[begin Available records]

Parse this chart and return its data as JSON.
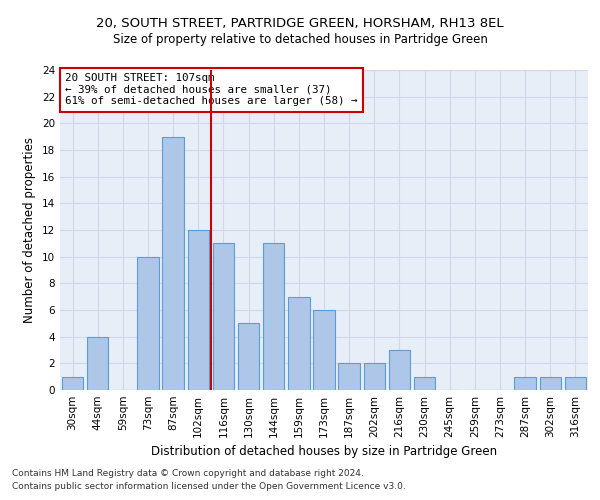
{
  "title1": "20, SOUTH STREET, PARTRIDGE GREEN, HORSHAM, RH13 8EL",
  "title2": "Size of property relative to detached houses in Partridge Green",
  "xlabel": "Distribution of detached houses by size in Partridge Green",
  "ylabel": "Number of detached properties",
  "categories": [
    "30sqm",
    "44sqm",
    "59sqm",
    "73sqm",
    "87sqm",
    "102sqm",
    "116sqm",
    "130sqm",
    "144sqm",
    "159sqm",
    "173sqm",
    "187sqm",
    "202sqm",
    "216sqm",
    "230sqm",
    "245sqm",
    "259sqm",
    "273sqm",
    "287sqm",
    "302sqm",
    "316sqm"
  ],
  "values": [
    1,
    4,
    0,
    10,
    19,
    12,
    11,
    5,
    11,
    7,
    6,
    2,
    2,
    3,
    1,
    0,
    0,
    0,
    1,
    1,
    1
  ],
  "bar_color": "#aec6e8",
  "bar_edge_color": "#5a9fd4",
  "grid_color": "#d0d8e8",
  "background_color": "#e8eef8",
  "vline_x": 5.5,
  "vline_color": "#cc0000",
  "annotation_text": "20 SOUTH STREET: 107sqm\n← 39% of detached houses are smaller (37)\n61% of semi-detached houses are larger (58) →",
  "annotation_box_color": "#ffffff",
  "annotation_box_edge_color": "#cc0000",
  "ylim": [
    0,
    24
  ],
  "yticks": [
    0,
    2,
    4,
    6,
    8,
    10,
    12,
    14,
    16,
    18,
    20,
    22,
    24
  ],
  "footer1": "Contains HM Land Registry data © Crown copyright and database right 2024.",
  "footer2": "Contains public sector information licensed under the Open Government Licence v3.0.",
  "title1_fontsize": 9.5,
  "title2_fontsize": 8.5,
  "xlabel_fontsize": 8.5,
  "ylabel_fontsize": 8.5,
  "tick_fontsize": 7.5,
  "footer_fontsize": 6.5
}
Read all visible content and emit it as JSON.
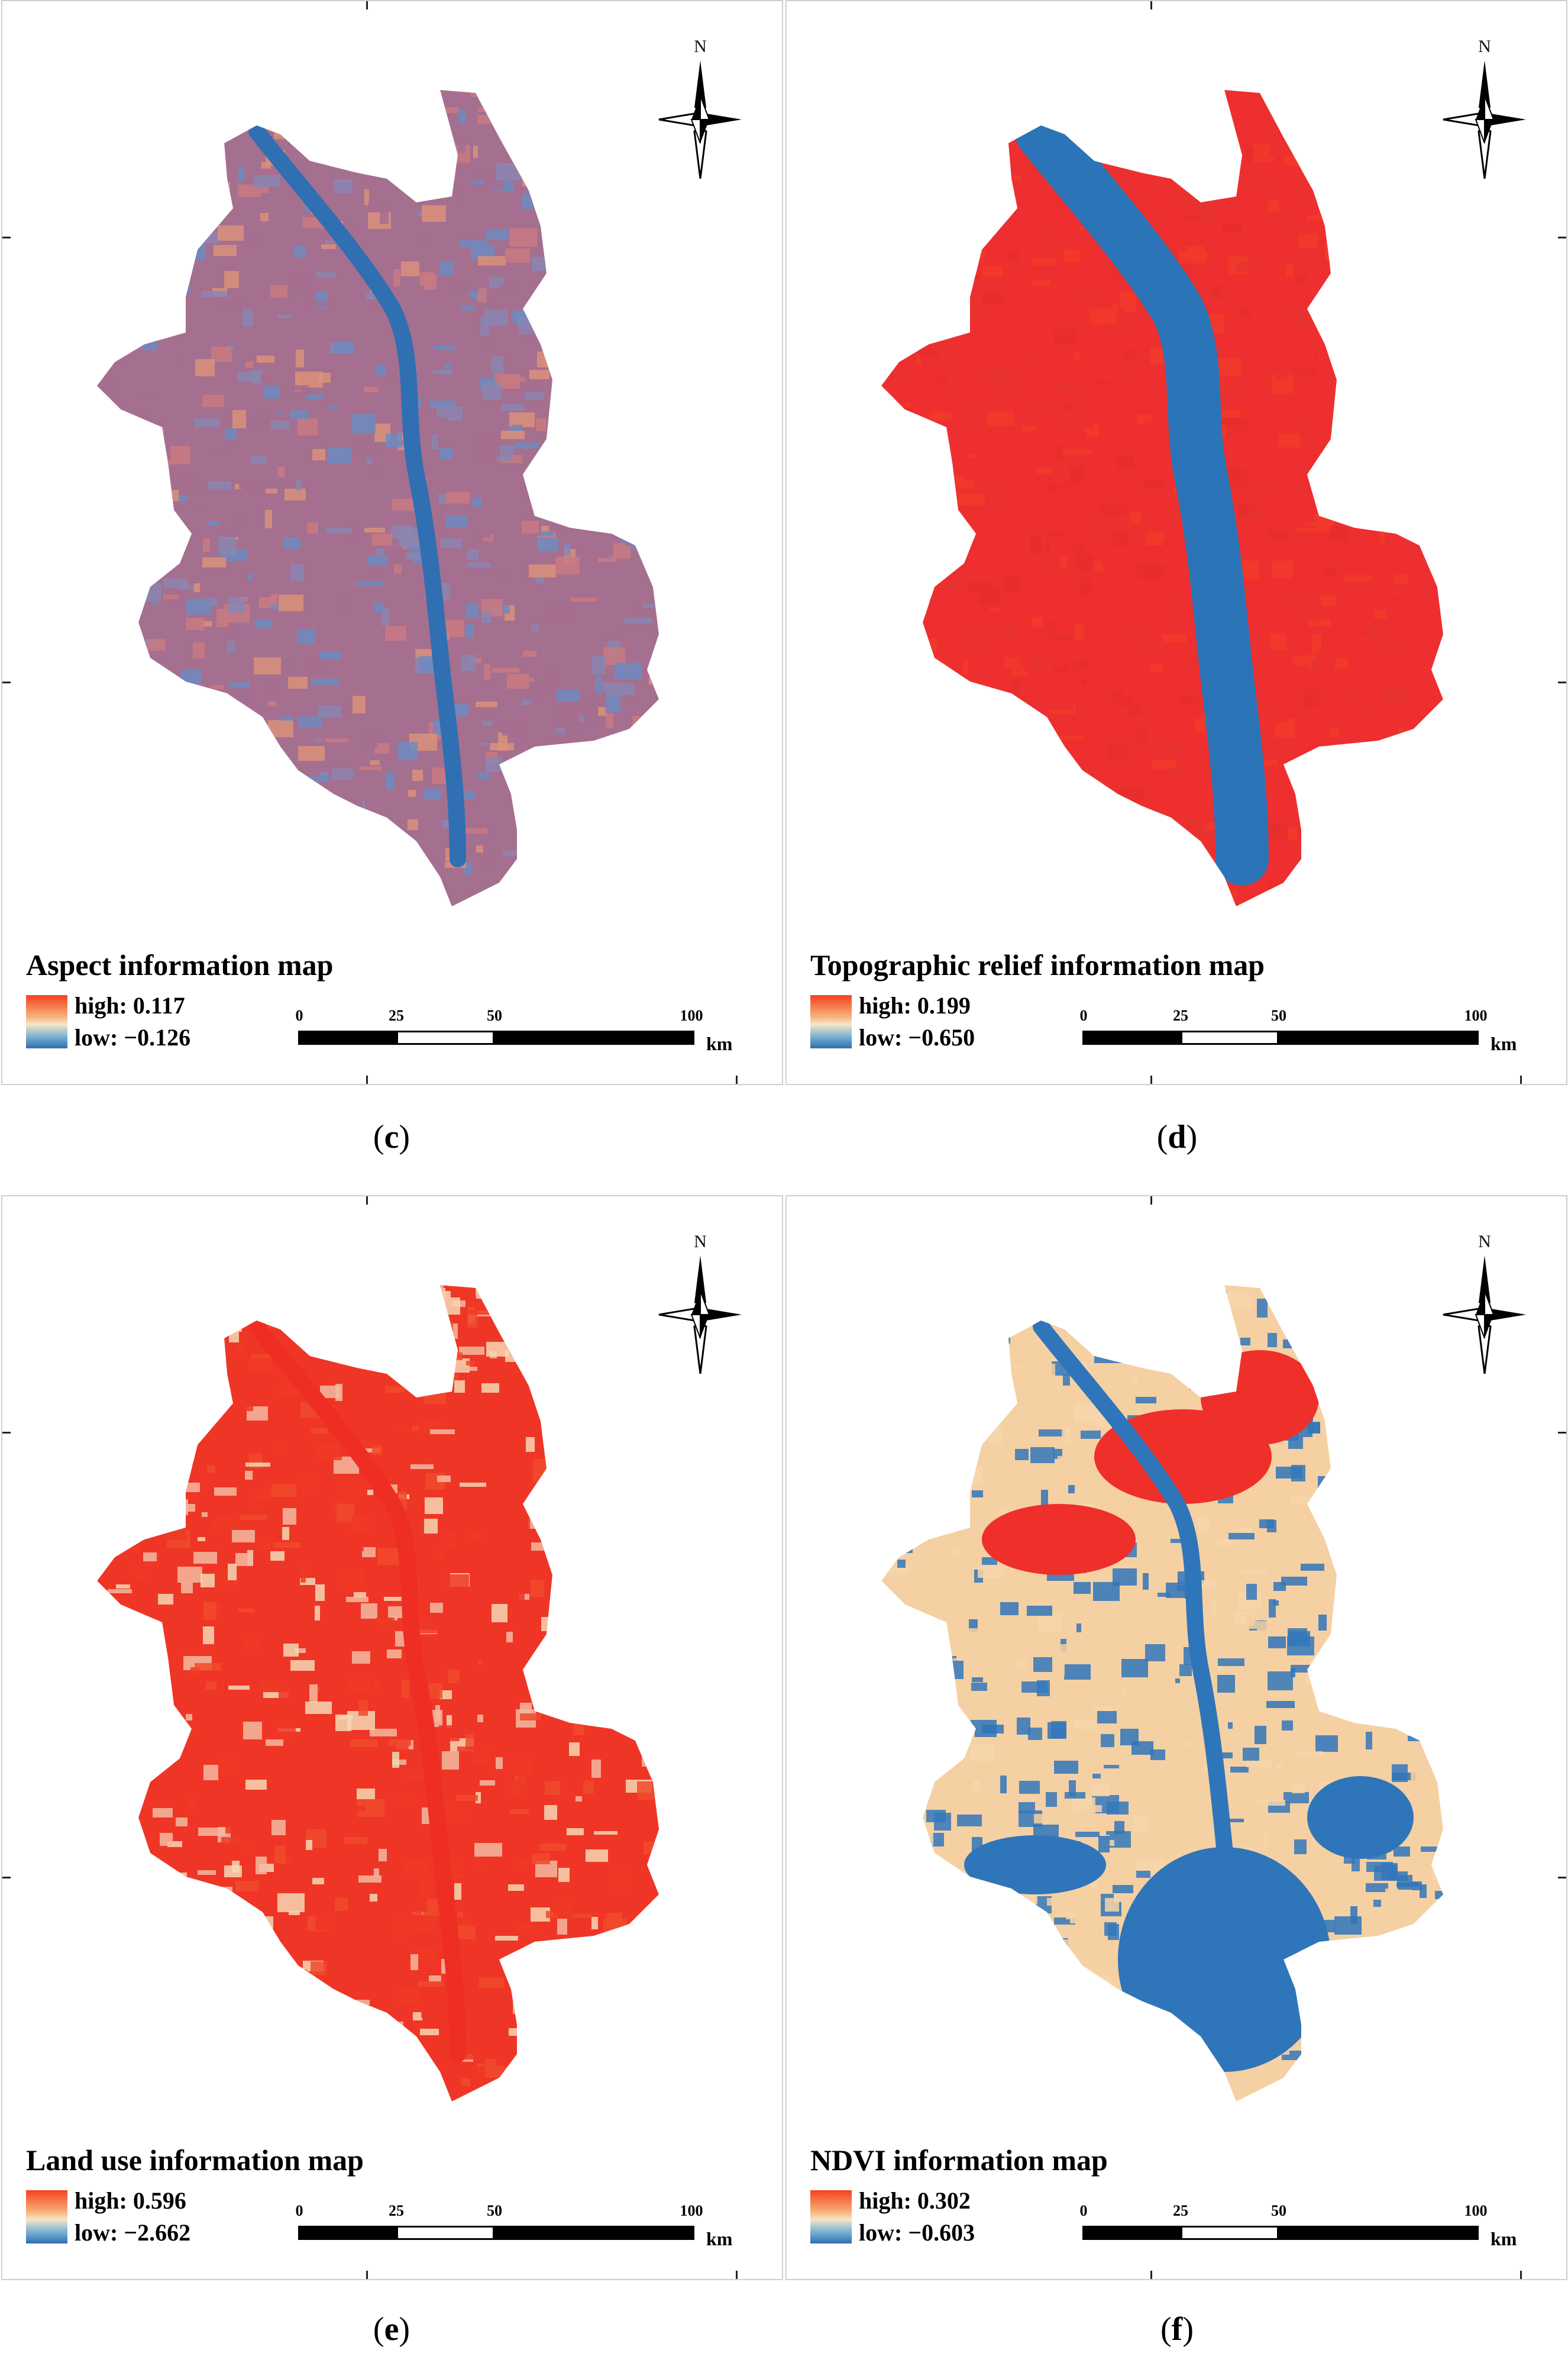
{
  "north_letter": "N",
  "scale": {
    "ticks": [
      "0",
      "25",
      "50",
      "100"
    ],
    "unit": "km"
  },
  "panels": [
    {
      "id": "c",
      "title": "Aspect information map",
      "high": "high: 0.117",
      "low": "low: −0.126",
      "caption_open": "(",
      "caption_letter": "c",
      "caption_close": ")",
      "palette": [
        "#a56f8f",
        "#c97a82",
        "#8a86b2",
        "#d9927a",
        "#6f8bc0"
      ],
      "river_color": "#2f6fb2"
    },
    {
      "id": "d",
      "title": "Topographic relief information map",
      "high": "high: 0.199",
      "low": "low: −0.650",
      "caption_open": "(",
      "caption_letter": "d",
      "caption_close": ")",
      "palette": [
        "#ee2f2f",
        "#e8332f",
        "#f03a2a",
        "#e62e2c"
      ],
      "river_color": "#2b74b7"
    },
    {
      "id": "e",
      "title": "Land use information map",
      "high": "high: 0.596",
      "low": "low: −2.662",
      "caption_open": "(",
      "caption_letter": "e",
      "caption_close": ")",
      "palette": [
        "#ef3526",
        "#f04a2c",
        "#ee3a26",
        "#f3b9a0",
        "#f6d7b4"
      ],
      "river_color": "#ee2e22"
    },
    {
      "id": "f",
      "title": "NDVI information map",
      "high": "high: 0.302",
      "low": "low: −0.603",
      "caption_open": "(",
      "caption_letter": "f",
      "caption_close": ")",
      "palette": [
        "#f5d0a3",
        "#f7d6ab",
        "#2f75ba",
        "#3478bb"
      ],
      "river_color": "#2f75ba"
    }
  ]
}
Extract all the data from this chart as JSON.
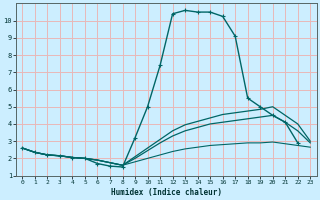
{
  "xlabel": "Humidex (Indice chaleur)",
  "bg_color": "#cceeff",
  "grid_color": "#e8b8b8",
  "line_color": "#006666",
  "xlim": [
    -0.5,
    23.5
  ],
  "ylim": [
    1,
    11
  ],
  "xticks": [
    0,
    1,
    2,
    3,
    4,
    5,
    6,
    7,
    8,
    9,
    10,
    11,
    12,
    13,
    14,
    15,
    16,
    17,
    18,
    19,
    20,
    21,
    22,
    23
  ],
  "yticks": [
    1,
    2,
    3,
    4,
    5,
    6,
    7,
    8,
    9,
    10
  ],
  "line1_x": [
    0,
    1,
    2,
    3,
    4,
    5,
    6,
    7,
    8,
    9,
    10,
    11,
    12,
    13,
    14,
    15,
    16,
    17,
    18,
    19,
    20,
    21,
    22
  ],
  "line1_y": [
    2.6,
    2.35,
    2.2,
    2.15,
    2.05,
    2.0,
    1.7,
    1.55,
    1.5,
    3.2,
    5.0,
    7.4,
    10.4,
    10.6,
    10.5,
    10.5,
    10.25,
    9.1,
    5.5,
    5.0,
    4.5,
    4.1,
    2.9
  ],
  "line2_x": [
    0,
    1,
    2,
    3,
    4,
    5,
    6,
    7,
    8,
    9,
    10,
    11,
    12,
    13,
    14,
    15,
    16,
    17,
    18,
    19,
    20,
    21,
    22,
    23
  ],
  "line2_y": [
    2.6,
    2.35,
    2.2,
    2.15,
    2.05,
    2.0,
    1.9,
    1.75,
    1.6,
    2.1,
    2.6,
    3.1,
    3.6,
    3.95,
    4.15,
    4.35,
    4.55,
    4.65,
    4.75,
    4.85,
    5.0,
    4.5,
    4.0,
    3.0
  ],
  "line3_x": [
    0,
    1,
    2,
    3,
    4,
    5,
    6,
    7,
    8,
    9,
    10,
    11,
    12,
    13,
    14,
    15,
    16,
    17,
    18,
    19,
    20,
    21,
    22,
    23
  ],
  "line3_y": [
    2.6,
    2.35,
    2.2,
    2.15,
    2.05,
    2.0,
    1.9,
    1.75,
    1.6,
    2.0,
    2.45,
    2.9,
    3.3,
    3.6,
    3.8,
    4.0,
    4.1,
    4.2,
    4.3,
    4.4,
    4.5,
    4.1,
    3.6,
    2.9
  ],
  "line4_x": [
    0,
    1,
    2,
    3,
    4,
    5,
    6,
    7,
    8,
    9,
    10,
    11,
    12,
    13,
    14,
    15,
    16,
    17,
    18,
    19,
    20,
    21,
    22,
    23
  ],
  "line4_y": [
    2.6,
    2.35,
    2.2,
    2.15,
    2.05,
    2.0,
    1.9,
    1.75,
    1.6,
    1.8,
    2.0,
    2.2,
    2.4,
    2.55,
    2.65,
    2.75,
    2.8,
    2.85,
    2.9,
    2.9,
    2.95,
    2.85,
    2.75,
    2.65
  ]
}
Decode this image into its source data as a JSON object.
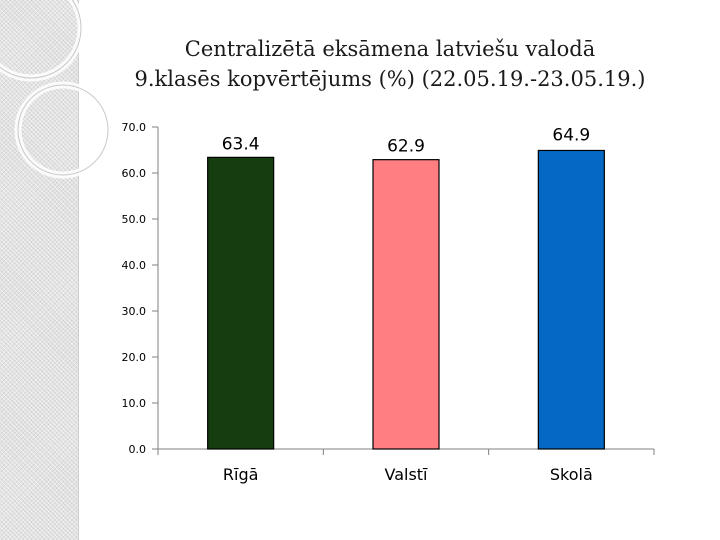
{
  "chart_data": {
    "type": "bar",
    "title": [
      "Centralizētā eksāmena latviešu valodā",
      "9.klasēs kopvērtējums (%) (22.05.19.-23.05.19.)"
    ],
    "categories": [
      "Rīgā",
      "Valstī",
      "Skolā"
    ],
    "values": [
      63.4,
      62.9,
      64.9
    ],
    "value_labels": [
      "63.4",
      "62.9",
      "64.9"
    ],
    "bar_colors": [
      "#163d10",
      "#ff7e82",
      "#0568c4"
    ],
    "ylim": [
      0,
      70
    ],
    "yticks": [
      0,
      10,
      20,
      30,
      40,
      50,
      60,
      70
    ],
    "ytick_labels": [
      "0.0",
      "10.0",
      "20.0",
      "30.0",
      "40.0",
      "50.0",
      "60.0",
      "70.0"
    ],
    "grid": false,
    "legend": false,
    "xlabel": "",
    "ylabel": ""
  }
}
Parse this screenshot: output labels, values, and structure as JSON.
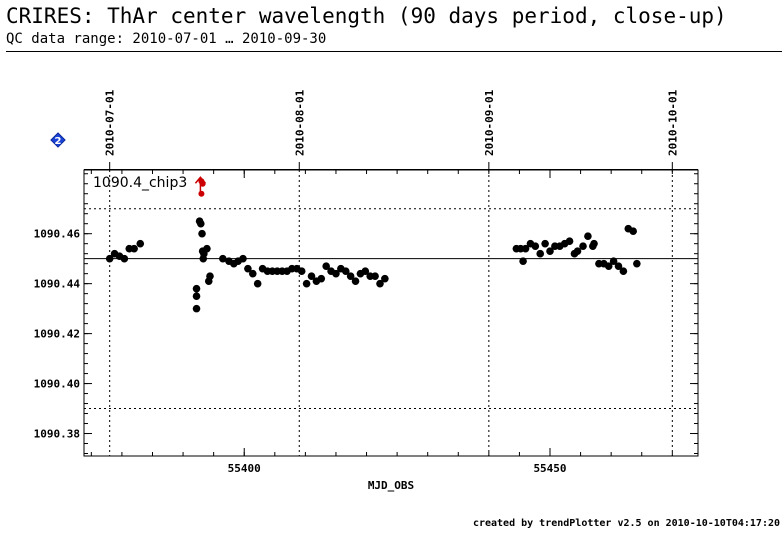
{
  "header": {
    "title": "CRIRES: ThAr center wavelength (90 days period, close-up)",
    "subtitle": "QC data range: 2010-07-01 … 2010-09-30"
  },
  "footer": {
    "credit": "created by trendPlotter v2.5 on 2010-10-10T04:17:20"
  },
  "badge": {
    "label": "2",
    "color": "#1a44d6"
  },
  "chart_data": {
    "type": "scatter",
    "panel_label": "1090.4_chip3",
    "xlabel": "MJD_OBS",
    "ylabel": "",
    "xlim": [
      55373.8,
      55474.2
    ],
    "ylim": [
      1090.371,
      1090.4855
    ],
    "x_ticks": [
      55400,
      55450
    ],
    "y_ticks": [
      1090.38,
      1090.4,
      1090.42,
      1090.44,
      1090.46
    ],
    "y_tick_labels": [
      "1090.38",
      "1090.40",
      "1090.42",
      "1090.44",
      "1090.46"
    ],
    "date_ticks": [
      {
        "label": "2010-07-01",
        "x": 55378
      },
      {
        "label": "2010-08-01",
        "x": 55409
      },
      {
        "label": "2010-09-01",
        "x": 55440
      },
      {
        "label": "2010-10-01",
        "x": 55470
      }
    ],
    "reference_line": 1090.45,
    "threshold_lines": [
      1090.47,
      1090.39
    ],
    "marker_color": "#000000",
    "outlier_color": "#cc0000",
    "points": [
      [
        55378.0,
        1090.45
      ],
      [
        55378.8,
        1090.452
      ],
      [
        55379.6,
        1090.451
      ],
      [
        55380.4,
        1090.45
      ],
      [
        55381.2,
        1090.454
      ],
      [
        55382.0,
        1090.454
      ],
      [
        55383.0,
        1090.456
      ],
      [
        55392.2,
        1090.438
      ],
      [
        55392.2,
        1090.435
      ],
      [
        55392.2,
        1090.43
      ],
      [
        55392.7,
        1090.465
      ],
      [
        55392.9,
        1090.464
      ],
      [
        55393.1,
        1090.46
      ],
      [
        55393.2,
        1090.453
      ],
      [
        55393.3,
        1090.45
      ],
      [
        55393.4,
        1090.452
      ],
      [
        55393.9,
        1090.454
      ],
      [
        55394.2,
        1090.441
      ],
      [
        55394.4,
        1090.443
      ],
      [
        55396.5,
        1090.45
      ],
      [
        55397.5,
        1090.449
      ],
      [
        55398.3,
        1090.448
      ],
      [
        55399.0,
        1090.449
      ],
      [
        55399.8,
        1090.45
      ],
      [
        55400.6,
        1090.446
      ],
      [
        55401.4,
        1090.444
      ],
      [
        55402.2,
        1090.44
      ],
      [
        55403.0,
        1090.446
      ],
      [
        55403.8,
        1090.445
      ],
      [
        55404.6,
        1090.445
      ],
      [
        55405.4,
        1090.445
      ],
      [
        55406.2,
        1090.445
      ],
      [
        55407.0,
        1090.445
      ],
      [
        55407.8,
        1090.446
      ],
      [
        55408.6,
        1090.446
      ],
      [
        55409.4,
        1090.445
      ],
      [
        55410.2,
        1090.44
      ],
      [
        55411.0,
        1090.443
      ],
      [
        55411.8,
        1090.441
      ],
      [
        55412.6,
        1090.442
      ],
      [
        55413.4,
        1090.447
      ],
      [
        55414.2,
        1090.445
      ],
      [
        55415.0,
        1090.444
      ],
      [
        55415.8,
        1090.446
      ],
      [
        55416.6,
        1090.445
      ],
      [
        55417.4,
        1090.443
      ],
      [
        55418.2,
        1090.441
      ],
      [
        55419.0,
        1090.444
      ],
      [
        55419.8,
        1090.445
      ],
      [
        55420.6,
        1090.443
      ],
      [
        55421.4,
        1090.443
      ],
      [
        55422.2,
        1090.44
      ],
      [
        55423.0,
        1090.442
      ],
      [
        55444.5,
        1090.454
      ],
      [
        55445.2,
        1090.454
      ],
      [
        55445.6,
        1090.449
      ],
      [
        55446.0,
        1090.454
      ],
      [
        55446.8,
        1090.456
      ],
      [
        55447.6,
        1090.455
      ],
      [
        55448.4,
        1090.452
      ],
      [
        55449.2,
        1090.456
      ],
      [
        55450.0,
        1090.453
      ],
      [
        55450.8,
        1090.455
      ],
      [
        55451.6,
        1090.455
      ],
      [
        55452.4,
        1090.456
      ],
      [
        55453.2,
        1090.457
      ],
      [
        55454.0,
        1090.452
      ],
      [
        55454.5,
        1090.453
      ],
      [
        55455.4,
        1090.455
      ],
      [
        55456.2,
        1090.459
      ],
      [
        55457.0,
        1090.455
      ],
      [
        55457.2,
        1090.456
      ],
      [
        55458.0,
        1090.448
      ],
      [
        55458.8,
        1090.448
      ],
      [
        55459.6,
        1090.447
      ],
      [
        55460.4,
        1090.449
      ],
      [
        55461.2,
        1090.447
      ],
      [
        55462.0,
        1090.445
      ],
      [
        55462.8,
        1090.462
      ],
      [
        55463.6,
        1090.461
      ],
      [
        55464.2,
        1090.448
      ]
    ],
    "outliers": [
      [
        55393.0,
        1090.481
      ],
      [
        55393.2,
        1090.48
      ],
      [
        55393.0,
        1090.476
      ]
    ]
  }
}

[end Available records]

What you are asked to do
Using the listing above, pick out each line that contains the word "information", then copy it.

Correct result
  "footer2": "Contains public sector information licensed under the Open Government Licence v3.0.",
      "title": "Aspect information map",
      "title": "Topographic relief information map",
      "title": "Land use information map",
      "title": "NDVI information map",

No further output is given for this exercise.